%%
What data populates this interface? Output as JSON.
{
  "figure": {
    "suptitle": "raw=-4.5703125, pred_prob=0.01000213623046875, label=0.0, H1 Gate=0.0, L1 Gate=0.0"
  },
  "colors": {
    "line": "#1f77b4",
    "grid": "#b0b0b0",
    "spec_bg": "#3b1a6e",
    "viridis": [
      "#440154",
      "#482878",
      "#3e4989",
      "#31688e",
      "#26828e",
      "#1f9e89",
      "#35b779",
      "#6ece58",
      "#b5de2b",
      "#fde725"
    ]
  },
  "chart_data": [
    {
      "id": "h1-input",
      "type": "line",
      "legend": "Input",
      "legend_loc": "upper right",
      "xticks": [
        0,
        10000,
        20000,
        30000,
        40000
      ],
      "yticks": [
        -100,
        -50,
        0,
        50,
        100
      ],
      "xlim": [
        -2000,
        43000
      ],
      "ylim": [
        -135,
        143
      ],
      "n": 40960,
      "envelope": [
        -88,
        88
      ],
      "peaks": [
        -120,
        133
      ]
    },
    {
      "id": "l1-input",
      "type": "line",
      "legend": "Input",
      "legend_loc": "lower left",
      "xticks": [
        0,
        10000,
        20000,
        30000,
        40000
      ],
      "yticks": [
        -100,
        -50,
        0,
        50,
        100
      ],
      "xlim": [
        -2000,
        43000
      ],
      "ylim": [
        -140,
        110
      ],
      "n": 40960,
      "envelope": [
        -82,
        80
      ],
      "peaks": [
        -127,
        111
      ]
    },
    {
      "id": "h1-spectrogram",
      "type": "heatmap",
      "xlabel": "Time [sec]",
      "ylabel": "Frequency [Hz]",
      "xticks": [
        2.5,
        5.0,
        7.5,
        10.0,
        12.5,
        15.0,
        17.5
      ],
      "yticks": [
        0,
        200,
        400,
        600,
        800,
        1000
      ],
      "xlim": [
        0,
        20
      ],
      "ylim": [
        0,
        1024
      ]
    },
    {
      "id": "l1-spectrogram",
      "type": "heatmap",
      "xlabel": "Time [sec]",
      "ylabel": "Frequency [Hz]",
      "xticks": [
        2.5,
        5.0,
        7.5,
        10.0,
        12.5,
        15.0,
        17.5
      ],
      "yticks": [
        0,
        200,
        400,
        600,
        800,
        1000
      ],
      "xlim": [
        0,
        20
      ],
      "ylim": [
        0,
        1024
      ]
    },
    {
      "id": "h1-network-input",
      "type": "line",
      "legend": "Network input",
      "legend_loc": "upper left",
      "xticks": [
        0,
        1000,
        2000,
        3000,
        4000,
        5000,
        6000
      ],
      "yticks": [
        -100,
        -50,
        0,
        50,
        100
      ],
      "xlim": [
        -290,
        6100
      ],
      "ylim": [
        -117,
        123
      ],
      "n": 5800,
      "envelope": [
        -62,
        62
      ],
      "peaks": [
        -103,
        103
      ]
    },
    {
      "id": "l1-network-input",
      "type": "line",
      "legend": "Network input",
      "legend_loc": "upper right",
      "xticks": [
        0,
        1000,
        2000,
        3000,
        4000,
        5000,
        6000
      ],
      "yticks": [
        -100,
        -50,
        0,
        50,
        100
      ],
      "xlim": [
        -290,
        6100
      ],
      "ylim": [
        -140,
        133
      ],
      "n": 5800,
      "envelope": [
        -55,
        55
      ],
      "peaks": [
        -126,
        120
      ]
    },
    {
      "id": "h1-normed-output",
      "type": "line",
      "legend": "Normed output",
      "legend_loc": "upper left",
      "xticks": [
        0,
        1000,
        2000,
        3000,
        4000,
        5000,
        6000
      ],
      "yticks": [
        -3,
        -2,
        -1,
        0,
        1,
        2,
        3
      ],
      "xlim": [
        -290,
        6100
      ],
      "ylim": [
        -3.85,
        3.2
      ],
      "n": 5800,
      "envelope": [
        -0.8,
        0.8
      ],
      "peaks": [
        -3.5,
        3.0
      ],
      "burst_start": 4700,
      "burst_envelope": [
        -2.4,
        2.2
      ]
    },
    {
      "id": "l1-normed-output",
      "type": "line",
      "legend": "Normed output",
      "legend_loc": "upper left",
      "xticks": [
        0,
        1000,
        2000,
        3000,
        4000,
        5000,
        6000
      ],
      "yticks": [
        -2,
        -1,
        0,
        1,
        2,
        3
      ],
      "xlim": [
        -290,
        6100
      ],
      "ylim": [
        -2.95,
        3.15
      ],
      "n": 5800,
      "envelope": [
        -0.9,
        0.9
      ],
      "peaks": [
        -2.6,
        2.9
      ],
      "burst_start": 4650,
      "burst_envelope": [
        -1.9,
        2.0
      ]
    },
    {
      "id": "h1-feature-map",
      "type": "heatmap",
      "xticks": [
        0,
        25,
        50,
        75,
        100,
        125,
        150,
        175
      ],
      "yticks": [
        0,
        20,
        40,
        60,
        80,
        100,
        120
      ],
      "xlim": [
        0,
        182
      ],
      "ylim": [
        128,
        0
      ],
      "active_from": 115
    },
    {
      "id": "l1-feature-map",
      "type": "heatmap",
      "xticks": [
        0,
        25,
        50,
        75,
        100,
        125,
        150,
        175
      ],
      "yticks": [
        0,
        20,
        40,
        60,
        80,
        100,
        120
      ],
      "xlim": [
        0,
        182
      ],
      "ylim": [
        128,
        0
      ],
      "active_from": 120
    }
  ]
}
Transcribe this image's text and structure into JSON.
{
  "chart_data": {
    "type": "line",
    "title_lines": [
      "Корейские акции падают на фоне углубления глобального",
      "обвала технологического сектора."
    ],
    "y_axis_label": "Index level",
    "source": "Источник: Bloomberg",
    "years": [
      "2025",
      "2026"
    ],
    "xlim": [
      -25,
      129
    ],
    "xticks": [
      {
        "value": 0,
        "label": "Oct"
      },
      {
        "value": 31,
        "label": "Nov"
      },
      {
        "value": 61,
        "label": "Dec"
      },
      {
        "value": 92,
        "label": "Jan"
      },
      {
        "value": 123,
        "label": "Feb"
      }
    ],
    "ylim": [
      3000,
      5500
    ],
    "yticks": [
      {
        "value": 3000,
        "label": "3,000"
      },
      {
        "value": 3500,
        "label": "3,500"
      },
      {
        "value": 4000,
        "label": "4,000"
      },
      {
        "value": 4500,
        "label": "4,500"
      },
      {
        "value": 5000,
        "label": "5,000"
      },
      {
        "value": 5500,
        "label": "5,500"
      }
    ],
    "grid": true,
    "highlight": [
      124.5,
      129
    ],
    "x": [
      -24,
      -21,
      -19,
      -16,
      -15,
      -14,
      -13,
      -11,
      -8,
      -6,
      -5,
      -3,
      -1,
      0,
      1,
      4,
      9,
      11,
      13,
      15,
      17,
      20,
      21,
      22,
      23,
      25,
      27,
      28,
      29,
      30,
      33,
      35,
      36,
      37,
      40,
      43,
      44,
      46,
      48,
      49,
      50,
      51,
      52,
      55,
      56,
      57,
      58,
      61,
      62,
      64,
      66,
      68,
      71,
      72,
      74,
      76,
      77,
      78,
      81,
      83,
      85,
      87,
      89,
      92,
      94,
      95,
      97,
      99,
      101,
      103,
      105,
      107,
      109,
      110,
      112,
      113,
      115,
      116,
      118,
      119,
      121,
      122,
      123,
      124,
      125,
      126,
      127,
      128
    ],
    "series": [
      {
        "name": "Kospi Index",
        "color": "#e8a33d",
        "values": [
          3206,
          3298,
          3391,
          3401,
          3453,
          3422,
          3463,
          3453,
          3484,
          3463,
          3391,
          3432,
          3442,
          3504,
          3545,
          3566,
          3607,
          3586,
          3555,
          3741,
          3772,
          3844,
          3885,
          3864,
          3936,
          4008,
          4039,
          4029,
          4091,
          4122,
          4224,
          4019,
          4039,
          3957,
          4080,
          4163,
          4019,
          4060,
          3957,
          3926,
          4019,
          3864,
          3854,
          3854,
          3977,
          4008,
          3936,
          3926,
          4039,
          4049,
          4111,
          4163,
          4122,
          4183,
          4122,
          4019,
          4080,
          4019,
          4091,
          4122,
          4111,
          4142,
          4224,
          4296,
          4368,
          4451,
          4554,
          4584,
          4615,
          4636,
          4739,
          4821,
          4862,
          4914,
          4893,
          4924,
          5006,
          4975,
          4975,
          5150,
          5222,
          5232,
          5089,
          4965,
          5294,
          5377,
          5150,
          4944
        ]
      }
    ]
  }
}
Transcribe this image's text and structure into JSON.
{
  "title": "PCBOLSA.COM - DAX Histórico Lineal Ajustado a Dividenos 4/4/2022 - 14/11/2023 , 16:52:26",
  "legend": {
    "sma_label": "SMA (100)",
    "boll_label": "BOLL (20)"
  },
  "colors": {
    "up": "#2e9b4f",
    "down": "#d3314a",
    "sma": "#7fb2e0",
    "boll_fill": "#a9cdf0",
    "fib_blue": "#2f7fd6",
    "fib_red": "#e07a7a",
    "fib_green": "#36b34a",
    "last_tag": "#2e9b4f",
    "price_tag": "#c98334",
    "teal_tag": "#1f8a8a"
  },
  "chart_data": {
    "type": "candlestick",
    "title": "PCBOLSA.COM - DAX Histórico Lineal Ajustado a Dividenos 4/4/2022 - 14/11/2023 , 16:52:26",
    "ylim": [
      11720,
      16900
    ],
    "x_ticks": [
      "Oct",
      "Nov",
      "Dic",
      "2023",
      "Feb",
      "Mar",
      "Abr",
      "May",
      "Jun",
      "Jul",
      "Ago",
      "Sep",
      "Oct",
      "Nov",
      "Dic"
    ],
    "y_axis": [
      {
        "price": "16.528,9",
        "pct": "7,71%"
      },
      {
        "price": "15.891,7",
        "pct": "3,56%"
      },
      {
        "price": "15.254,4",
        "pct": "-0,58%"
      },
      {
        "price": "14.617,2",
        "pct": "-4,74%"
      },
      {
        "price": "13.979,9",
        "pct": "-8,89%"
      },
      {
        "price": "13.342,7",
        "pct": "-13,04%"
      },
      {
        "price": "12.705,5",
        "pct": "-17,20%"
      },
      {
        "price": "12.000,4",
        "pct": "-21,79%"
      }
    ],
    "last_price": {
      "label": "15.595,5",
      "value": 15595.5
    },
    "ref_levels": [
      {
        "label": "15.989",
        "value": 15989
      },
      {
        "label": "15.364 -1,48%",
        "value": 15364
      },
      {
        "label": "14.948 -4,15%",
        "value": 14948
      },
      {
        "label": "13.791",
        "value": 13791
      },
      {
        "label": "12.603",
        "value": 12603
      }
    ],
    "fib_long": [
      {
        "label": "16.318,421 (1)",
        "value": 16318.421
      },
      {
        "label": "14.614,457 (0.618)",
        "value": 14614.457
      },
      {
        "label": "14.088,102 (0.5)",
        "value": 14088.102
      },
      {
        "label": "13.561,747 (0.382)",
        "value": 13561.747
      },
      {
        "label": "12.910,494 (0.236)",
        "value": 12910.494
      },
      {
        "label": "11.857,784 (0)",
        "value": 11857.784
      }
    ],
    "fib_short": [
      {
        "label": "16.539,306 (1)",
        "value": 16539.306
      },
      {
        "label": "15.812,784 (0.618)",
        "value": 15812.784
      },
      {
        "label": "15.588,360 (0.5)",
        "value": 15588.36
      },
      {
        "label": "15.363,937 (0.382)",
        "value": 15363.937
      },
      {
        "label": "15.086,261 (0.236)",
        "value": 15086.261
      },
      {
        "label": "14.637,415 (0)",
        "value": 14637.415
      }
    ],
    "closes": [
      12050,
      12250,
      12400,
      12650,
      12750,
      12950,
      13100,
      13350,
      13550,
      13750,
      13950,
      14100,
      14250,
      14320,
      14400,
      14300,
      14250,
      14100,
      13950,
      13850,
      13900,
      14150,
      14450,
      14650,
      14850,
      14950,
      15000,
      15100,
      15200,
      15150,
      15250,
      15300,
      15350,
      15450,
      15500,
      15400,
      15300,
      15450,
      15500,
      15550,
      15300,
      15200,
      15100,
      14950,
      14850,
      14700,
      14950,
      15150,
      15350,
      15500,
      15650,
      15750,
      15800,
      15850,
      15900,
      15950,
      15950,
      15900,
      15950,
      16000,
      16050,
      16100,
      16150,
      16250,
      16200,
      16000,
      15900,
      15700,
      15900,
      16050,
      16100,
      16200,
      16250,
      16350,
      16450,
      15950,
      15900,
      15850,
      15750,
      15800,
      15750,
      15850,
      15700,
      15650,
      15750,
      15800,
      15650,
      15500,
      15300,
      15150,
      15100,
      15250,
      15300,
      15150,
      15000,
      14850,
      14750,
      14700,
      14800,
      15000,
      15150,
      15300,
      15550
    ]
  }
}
%%
## [Your instructions]
Select all lines in the listing above where the word "Dividenos" appears, and show them.

## [The response]
  "title": "PCBOLSA.COM - DAX Histórico Lineal Ajustado a Dividenos 4/4/2022 - 14/11/2023 , 16:52:26",
    "title": "PCBOLSA.COM - DAX Histórico Lineal Ajustado a Dividenos 4/4/2022 - 14/11/2023 , 16:52:26",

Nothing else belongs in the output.